**WORK TASK:**
Repeat the data verbatim.

**INFORMATION SHOWN:**
____

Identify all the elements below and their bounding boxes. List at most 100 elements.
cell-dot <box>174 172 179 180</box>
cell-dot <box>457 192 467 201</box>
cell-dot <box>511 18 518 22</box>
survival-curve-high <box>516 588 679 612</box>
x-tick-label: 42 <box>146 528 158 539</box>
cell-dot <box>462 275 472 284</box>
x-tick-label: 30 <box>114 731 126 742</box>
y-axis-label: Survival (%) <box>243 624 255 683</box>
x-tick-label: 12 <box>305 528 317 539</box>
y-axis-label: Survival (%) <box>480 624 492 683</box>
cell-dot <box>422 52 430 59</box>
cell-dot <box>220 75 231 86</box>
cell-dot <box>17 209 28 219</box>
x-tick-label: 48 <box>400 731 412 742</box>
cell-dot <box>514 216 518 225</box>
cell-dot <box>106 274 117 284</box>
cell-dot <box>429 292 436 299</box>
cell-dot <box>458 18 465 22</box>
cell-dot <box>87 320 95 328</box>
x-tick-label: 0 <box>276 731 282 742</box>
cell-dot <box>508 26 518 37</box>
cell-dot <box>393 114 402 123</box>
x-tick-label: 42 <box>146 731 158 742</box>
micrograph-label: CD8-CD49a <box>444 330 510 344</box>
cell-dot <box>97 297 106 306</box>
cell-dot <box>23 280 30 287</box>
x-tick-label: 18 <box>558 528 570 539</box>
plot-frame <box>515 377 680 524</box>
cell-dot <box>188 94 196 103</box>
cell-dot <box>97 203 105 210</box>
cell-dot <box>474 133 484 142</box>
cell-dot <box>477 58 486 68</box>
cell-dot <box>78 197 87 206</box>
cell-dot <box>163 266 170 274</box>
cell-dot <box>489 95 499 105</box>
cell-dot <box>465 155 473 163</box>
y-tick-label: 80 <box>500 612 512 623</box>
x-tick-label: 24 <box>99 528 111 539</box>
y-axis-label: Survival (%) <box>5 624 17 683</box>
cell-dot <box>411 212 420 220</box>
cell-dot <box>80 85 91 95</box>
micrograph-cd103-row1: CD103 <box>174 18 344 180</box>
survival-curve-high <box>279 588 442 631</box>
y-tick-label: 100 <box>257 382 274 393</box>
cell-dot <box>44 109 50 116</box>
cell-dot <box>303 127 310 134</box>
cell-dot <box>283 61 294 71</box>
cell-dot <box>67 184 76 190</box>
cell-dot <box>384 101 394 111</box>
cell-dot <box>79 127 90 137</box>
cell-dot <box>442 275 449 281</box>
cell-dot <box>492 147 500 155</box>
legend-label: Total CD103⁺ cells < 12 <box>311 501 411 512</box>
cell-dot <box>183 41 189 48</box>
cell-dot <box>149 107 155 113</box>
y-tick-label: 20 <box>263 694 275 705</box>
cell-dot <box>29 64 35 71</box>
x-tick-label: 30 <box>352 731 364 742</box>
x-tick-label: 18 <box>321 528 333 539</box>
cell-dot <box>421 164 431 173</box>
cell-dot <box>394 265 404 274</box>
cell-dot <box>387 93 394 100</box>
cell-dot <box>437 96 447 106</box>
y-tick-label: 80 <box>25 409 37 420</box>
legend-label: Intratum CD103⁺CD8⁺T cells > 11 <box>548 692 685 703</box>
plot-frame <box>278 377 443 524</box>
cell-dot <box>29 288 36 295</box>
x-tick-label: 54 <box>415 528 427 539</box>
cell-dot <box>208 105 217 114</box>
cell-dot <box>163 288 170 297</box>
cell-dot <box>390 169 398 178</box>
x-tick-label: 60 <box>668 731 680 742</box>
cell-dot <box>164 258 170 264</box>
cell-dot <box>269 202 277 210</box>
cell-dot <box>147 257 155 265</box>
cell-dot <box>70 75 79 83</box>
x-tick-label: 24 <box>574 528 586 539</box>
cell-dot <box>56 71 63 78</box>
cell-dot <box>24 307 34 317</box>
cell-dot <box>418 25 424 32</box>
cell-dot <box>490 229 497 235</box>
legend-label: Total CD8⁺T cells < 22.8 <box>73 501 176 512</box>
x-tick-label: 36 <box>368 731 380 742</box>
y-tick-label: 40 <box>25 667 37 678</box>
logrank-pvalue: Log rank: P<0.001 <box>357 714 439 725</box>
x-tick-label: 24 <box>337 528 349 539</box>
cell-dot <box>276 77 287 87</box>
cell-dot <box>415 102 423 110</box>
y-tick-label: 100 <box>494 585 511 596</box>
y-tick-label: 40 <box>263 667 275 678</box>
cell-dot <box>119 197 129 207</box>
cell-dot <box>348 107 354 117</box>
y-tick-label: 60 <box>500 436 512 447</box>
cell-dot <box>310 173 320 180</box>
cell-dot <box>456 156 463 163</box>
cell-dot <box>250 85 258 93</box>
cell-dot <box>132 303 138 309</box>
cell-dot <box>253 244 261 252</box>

____

**WRITTEN ANSWER:**
Identify all the elements below and their bounding boxes. List at most 100 elements.
cell-dot <box>174 172 179 180</box>
cell-dot <box>457 192 467 201</box>
cell-dot <box>511 18 518 22</box>
survival-curve-high <box>516 588 679 612</box>
x-tick-label: 42 <box>146 528 158 539</box>
cell-dot <box>462 275 472 284</box>
x-tick-label: 30 <box>114 731 126 742</box>
y-axis-label: Survival (%) <box>243 624 255 683</box>
x-tick-label: 12 <box>305 528 317 539</box>
y-axis-label: Survival (%) <box>480 624 492 683</box>
cell-dot <box>422 52 430 59</box>
cell-dot <box>220 75 231 86</box>
cell-dot <box>17 209 28 219</box>
x-tick-label: 48 <box>400 731 412 742</box>
cell-dot <box>514 216 518 225</box>
cell-dot <box>106 274 117 284</box>
cell-dot <box>429 292 436 299</box>
cell-dot <box>458 18 465 22</box>
cell-dot <box>87 320 95 328</box>
x-tick-label: 0 <box>276 731 282 742</box>
cell-dot <box>508 26 518 37</box>
cell-dot <box>393 114 402 123</box>
x-tick-label: 42 <box>146 731 158 742</box>
micrograph-label: CD8-CD49a <box>444 330 510 344</box>
cell-dot <box>97 297 106 306</box>
cell-dot <box>23 280 30 287</box>
x-tick-label: 18 <box>558 528 570 539</box>
plot-frame <box>515 377 680 524</box>
cell-dot <box>188 94 196 103</box>
cell-dot <box>97 203 105 210</box>
cell-dot <box>474 133 484 142</box>
cell-dot <box>477 58 486 68</box>
cell-dot <box>78 197 87 206</box>
cell-dot <box>163 266 170 274</box>
cell-dot <box>489 95 499 105</box>
cell-dot <box>465 155 473 163</box>
y-tick-label: 80 <box>500 612 512 623</box>
x-tick-label: 24 <box>99 528 111 539</box>
y-axis-label: Survival (%) <box>5 624 17 683</box>
cell-dot <box>411 212 420 220</box>
cell-dot <box>80 85 91 95</box>
micrograph-cd103-row1: CD103 <box>174 18 344 180</box>
survival-curve-high <box>279 588 442 631</box>
y-tick-label: 100 <box>257 382 274 393</box>
cell-dot <box>44 109 50 116</box>
cell-dot <box>303 127 310 134</box>
cell-dot <box>283 61 294 71</box>
cell-dot <box>67 184 76 190</box>
cell-dot <box>384 101 394 111</box>
cell-dot <box>79 127 90 137</box>
cell-dot <box>442 275 449 281</box>
cell-dot <box>492 147 500 155</box>
legend-label: Total CD103⁺ cells < 12 <box>311 501 411 512</box>
cell-dot <box>183 41 189 48</box>
cell-dot <box>149 107 155 113</box>
y-tick-label: 20 <box>263 694 275 705</box>
cell-dot <box>29 64 35 71</box>
x-tick-label: 30 <box>352 731 364 742</box>
x-tick-label: 18 <box>321 528 333 539</box>
cell-dot <box>421 164 431 173</box>
cell-dot <box>394 265 404 274</box>
cell-dot <box>387 93 394 100</box>
cell-dot <box>437 96 447 106</box>
y-tick-label: 80 <box>25 409 37 420</box>
legend-label: Intratum CD103⁺CD8⁺T cells > 11 <box>548 692 685 703</box>
plot-frame <box>278 377 443 524</box>
cell-dot <box>29 288 36 295</box>
x-tick-label: 54 <box>415 528 427 539</box>
cell-dot <box>208 105 217 114</box>
cell-dot <box>163 288 170 297</box>
cell-dot <box>390 169 398 178</box>
x-tick-label: 60 <box>668 731 680 742</box>
cell-dot <box>164 258 170 264</box>
cell-dot <box>269 202 277 210</box>
cell-dot <box>147 257 155 265</box>
cell-dot <box>70 75 79 83</box>
x-tick-label: 24 <box>574 528 586 539</box>
cell-dot <box>56 71 63 78</box>
cell-dot <box>24 307 34 317</box>
cell-dot <box>418 25 424 32</box>
cell-dot <box>490 229 497 235</box>
legend-label: Total CD8⁺T cells < 22.8 <box>73 501 176 512</box>
x-tick-label: 36 <box>368 731 380 742</box>
y-tick-label: 40 <box>25 667 37 678</box>
logrank-pvalue: Log rank: P<0.001 <box>357 714 439 725</box>
x-tick-label: 24 <box>337 528 349 539</box>
cell-dot <box>276 77 287 87</box>
cell-dot <box>415 102 423 110</box>
y-tick-label: 100 <box>494 585 511 596</box>
y-tick-label: 40 <box>263 667 275 678</box>
cell-dot <box>119 197 129 207</box>
cell-dot <box>348 107 354 117</box>
y-tick-label: 60 <box>500 436 512 447</box>
cell-dot <box>310 173 320 180</box>
cell-dot <box>456 156 463 163</box>
cell-dot <box>250 85 258 93</box>
cell-dot <box>132 303 138 309</box>
cell-dot <box>253 244 261 252</box>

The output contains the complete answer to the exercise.